== PROVIDED RECORDS ==

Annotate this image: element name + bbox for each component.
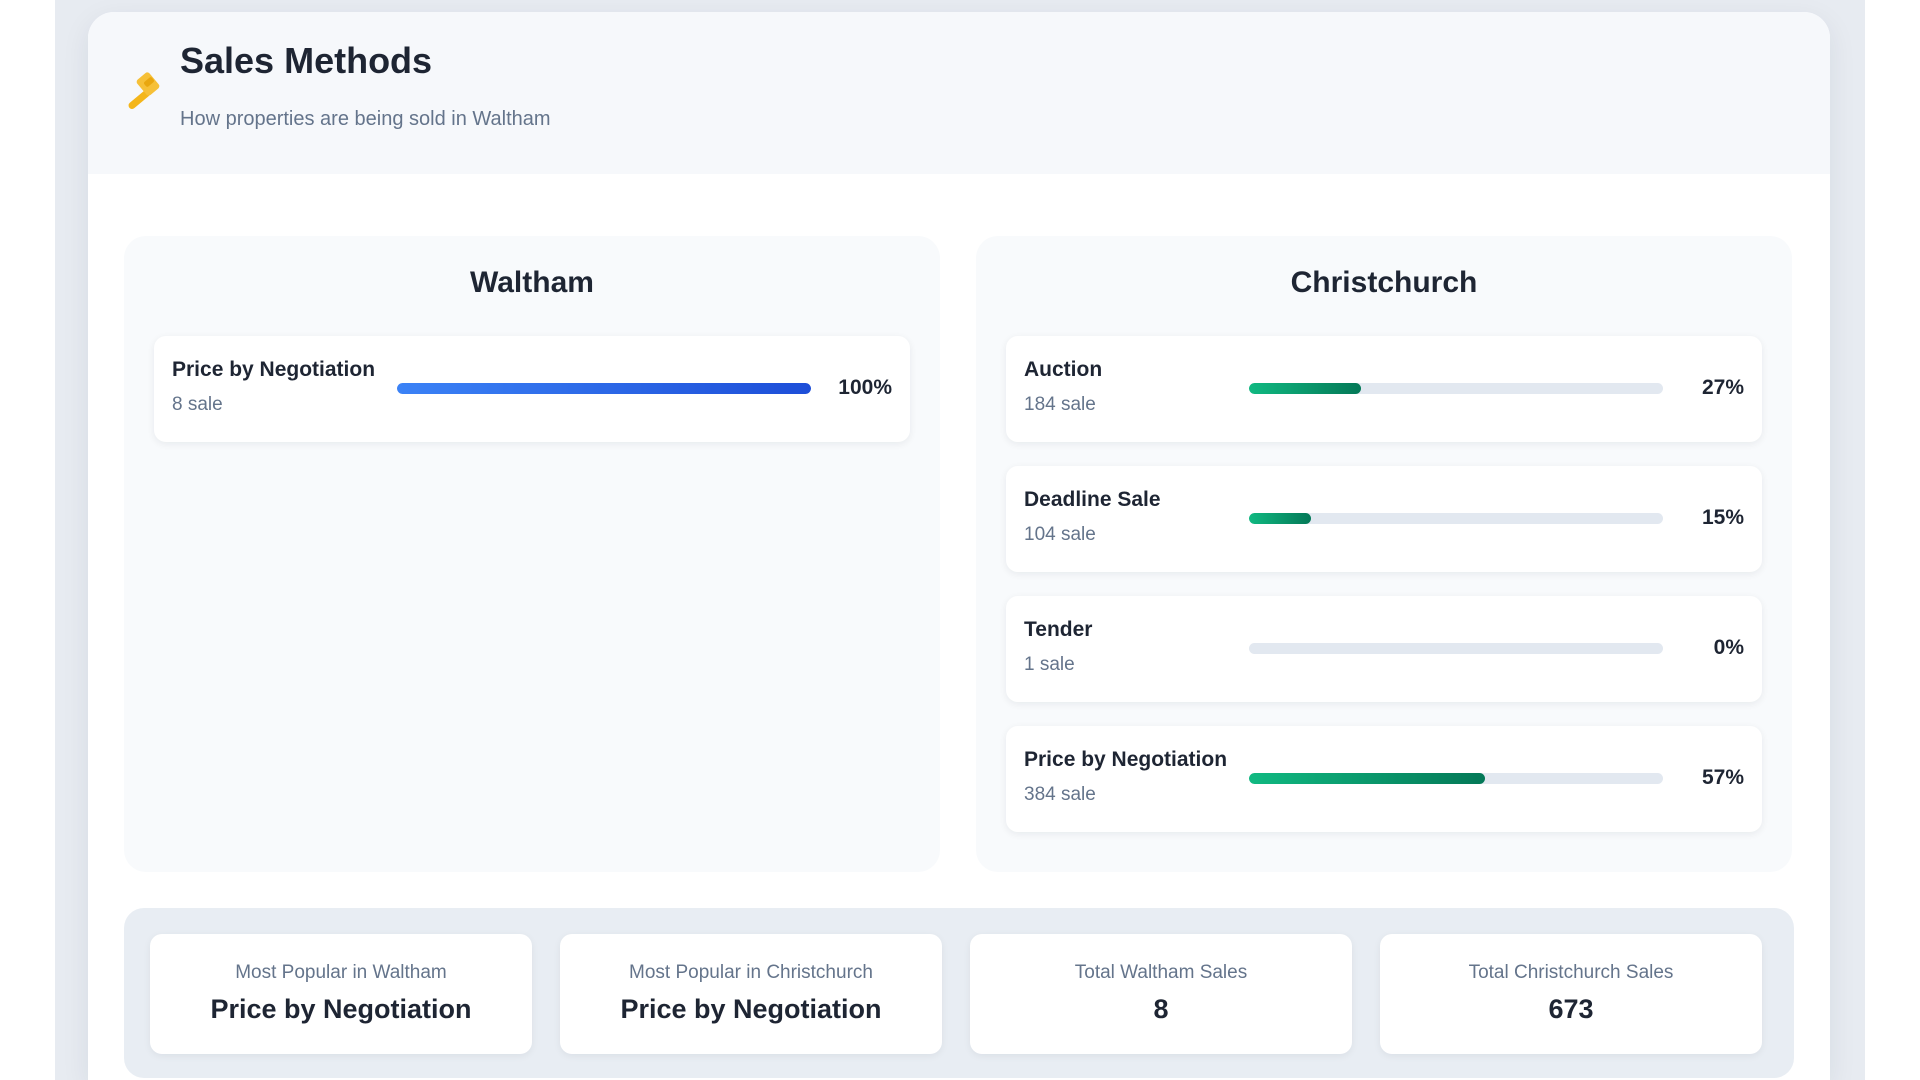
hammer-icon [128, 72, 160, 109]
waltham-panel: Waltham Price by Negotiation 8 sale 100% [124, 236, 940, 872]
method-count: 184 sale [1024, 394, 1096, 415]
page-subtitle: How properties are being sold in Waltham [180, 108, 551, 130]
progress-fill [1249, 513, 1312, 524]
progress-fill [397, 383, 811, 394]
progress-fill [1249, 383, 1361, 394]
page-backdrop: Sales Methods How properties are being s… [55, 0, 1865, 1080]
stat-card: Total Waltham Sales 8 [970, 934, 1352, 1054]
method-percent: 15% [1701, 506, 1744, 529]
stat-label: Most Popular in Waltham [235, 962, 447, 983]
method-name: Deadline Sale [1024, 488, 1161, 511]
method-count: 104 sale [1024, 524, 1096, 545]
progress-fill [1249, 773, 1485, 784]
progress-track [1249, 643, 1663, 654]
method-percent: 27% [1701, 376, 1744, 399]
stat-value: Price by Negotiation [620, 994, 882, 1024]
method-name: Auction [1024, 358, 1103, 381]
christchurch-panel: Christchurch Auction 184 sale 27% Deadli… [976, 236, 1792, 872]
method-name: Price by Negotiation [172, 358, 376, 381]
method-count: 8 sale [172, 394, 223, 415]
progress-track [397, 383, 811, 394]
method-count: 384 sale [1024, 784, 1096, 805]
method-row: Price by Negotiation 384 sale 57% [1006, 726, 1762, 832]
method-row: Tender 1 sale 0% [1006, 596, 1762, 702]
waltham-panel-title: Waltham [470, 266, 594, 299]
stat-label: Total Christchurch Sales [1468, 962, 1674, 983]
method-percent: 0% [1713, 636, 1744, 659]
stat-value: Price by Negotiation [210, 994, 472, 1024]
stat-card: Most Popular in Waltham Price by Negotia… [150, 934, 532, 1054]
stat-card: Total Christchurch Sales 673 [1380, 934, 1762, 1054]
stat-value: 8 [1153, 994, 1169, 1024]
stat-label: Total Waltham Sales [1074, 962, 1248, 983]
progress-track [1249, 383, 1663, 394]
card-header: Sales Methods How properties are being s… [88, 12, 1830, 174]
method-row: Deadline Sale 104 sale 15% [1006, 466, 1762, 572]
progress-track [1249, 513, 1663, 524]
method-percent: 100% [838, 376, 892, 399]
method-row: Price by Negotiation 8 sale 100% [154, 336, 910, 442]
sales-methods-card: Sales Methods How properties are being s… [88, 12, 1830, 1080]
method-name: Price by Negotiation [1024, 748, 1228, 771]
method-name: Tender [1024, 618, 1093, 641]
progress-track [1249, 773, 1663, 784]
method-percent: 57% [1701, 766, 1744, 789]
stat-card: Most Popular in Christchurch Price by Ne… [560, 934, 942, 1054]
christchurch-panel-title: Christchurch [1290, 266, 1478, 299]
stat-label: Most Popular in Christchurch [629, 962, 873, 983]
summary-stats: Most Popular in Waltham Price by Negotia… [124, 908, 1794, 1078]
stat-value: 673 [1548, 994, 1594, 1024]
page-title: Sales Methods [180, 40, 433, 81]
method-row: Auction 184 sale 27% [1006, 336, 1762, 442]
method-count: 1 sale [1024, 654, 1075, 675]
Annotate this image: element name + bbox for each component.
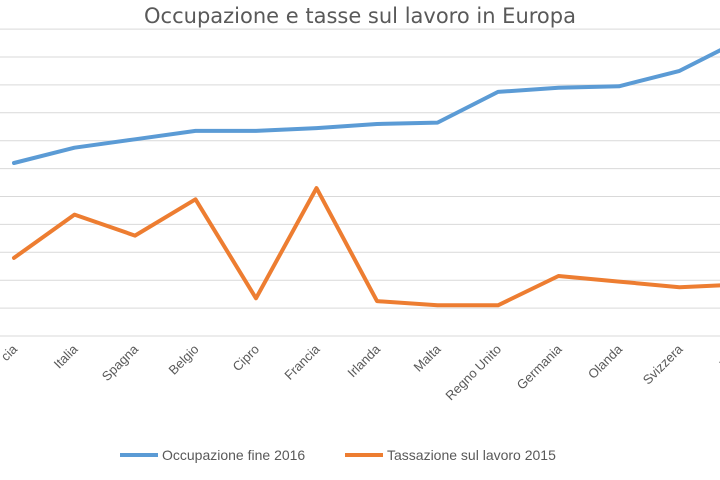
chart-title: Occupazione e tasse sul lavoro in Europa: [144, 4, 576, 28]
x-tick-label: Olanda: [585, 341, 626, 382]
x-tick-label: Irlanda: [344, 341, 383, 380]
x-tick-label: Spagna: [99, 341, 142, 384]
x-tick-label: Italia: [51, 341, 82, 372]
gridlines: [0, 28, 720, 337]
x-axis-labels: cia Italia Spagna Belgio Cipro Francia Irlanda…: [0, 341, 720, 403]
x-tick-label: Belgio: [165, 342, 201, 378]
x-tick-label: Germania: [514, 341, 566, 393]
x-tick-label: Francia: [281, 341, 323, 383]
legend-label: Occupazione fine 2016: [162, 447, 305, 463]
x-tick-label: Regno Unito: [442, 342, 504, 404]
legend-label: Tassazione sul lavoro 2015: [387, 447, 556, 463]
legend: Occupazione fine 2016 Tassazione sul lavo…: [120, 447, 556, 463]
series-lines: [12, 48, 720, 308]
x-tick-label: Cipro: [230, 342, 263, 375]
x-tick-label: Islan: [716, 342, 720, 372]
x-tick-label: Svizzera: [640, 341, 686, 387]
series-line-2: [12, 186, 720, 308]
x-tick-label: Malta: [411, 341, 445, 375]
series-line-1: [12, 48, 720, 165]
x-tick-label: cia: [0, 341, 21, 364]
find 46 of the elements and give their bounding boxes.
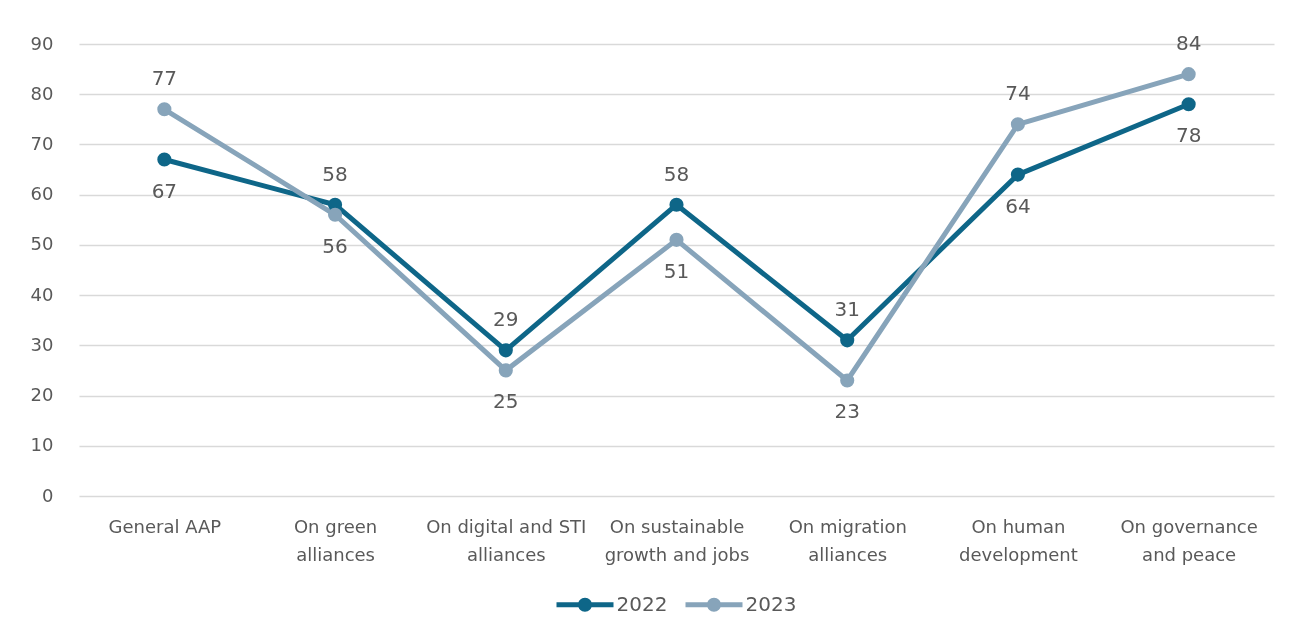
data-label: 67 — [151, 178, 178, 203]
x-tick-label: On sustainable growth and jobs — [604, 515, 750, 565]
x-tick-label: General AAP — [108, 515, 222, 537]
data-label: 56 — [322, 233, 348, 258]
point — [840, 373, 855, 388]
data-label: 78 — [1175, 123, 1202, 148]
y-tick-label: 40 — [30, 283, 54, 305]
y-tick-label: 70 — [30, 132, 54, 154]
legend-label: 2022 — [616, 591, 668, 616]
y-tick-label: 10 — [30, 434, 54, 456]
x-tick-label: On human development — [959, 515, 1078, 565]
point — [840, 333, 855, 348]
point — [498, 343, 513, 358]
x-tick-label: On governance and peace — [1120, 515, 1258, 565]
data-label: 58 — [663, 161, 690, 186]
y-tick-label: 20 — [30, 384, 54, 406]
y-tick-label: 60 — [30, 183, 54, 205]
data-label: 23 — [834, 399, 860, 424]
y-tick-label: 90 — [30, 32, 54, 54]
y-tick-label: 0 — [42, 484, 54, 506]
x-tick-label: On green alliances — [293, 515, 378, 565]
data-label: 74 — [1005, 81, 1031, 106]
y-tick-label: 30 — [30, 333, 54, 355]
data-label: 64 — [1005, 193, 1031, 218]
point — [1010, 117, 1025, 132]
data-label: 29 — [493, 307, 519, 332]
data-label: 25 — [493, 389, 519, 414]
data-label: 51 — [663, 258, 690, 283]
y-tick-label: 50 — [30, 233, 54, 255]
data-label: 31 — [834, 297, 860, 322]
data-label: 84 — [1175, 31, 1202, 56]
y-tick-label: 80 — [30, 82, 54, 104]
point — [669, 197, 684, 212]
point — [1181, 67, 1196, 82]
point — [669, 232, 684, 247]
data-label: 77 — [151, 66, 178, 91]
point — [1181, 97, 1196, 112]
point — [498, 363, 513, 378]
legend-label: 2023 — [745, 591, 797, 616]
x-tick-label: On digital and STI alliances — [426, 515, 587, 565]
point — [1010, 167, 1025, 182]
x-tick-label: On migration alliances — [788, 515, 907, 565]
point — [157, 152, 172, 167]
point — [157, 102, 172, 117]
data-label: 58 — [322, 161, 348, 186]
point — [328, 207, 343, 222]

===

TASK DESCRIPTION -
Please format each line of the data above as a JSON list of strings, one string per line, skipping blank lines and leaving the pictures out.

REPLY -
[
  "Annotate this image: element name + bbox for each component.",
  "hammer-icon [128, 72, 160, 109]",
  "waltham-panel: Waltham Price by Negotiation 8 sale 100% [124, 236, 940, 872]",
  "method-count: 184 sale [1024, 394, 1096, 415]",
  "page-subtitle: How properties are being sold in Waltham [180, 108, 551, 130]",
  "progress-fill [1249, 513, 1312, 524]",
  "progress-fill [397, 383, 811, 394]",
  "progress-fill [1249, 383, 1361, 394]",
  "page-backdrop: Sales Methods How properties are being s… [55, 0, 1865, 1080]",
  "stat-card: Total Waltham Sales 8 [970, 934, 1352, 1054]",
  "method-percent: 15% [1701, 506, 1744, 529]",
  "stat-label: Most Popular in Waltham [235, 962, 447, 983]",
  "method-name: Deadline Sale [1024, 488, 1161, 511]",
  "method-count: 104 sale [1024, 524, 1096, 545]",
  "progress-fill [1249, 773, 1485, 784]",
  "progress-track [1249, 643, 1663, 654]",
  "method-percent: 27% [1701, 376, 1744, 399]",
  "stat-value: Price by Negotiation [620, 994, 882, 1024]",
  "method-name: Auction [1024, 358, 1103, 381]",
  "christchurch-panel: Christchurch Auction 184 sale 27% Deadli… [976, 236, 1792, 872]",
  "method-name: Price by Negotiation [172, 358, 376, 381]",
  "method-count: 8 sale [172, 394, 223, 415]",
  "progress-track [397, 383, 811, 394]",
  "method-count: 384 sale [1024, 784, 1096, 805]",
  "method-row: Price by Negotiation 384 sale 57% [1006, 726, 1762, 832]",
  "method-row: Tender 1 sale 0% [1006, 596, 1762, 702]",
  "waltham-panel-title: Waltham [470, 266, 594, 299]",
  "stat-label: Total Christchurch Sales [1468, 962, 1674, 983]",
  "method-percent: 0% [1713, 636, 1744, 659]",
  "stat-value: Price by Negotiation [210, 994, 472, 1024]",
  "stat-card: Most Popular in Waltham Price by Negotia… [150, 934, 532, 1054]",
  "stat-card: Total Christchurch Sales 673 [1380, 934, 1762, 1054]",
  "stat-value: 8 [1153, 994, 1169, 1024]",
  "stat-label: Total Waltham Sales [1074, 962, 1248, 983]",
  "progress-track [1249, 383, 1663, 394]",
  "card-header: Sales Methods How properties are being s… [88, 12, 1830, 174]",
  "method-row: Deadline Sale 104 sale 15% [1006, 466, 1762, 572]",
  "progress-track [1249, 513, 1663, 524]",
  "method-percent: 100% [838, 376, 892, 399]",
  "method-row: Price by Negotiation 8 sale 100% [154, 336, 910, 442]",
  "sales-methods-card: Sales Methods How properties are being s… [88, 12, 1830, 1080]",
  "method-name: Price by Negotiation [1024, 748, 1228, 771]",
  "method-name: Tender [1024, 618, 1093, 641]",
  "progress-track [1249, 773, 1663, 784]",
  "method-percent: 57% [1701, 766, 1744, 789]",
  "stat-card: Most Popular in Christchurch Price by Ne… [560, 934, 942, 1054]",
  "christchurch-panel-title: Christchurch [1290, 266, 1478, 299]",
  "stat-label: Most Popular in Christchurch [629, 962, 873, 983]",
  "summary-stats: Most Popular in Waltham Price by Negotia… [124, 908, 1794, 1078]",
  "stat-value: 673 [1548, 994, 1594, 1024]",
  "page-title: Sales Methods [180, 40, 433, 81]",
  "method-row: Auction 184 sale 27% [1006, 336, 1762, 442]",
  "method-count: 1 sale [1024, 654, 1075, 675]",
  "Annotate this image: element name + bbox for each component.",
  "chart-title: Occupazione e tasse sul lavoro in Europa: [144, 4, 576, 28]",
  "x-tick-label: Olanda: [585, 341, 626, 382]",
  "x-tick-label: Irlanda: [344, 341, 383, 380]",
  "x-tick-label: Spagna: [99, 341, 142, 384]",
  "x-tick-label: Italia: [51, 341, 82, 372]",
  "gridlines: [0, 28, 720, 337]",
  "x-axis-labels: cia Italia Spagna Belgio Cipro Francia Irlanda…: [0, 341, 720, 403]",
  "x-tick-label: Belgio: [165, 342, 201, 378]",
  "x-tick-label: Germania: [514, 341, 566, 393]",
  "x-tick-label: Francia: [281, 341, 323, 383]",
  "legend-label: Occupazione fine 2016: [162, 447, 305, 463]",
  "x-tick-label: Regno Unito: [442, 342, 504, 404]",
  "legend-label: Tassazione sul lavoro 2015: [387, 447, 556, 463]",
  "legend: Occupazione fine 2016 Tassazione sul lavo…: [120, 447, 556, 463]",
  "series-lines: [12, 48, 720, 308]",
  "x-tick-label: Cipro: [230, 342, 263, 375]",
  "x-tick-label: Islan: [716, 342, 720, 372]",
  "x-tick-label: Svizzera: [640, 341, 686, 387]",
  "series-line-2: [12, 186, 720, 308]",
  "x-tick-label: Malta: [411, 341, 445, 375]",
  "series-line-1: [12, 48, 720, 165]",
  "x-tick-label: cia: [0, 341, 21, 364]",
  "find 46 of the elements and give their bounding boxes.",
  "data-label: 67 — [151, 178, 178, 203]",
  "x-tick-label: On sustainable growth and jobs — [604, 515, 750, 565]",
  "x-tick-label: General AAP — [108, 515, 222, 537]",
  "data-label: 56 — [322, 233, 348, 258]",
  "point — [840, 373, 855, 388]",
  "data-label: 78 — [1175, 123, 1202, 148]",
  "y-tick-label: 40 — [30, 283, 54, 305]",
  "y-tick-label: 70 — [30, 132, 54, 154]",
  "legend-label: 2022 — [616, 591, 668, 616]",
  "y-tick-label: 10 — [30, 434, 54, 456]",
  "x-tick-label: On human development — [959, 515, 1078, 565]",
  "point — [840, 333, 855, 348]",
  "point — [498, 343, 513, 358]",
  "x-tick-label: On governance and peace — [1120, 515, 1258, 565]",
  "data-label: 58 — [663, 161, 690, 186]",
  "y-tick-label: 20 — [30, 384, 54, 406]",
  "y-tick-label: 60 — [30, 183, 54, 205]",
  "data-label: 23 — [834, 399, 860, 424]",
  "y-tick-label: 90 — [30, 32, 54, 54]",
  "y-tick-label: 0 — [42, 484, 54, 506]",
  "x-tick-label: On green alliances — [293, 515, 378, 565]",
  "data-label: 74 — [1005, 81, 1031, 106]",
  "y-tick-label: 30 — [30, 333, 54, 355]",
  "data-label: 64 — [1005, 193, 1031, 218]",
  "point — [1010, 117, 1025, 132]",
  "data-label: 29 — [493, 307, 519, 332]",
  "data-label: 25 — [493, 389, 519, 414]",
  "data-label: 51 — [663, 258, 690, 283]",
  "y-tick-label: 50 — [30, 233, 54, 255]",
  "data-label: 31 — [834, 297, 860, 322]",
  "data-label: 84 — [1175, 31, 1202, 56]",
  "y-tick-label: 80 — [30, 82, 54, 104]",
  "point — [669, 197, 684, 212]",
  "point — [1181, 67, 1196, 82]",
  "point — [669, 232, 684, 247]",
  "data-label: 77 — [151, 66, 178, 91]",
  "point — [1181, 97, 1196, 112]",
  "point — [498, 363, 513, 378]",
  "legend-label: 2023 — [745, 591, 797, 616]",
  "x-tick-label: On digital and STI alliances — [426, 515, 587, 565]",
  "point — [1010, 167, 1025, 182]",
  "x-tick-label: On migration alliances — [788, 515, 907, 565]",
  "point — [157, 152, 172, 167]",
  "point — [157, 102, 172, 117]",
  "data-label: 58 — [322, 161, 348, 186]",
  "point — [328, 207, 343, 222]"
]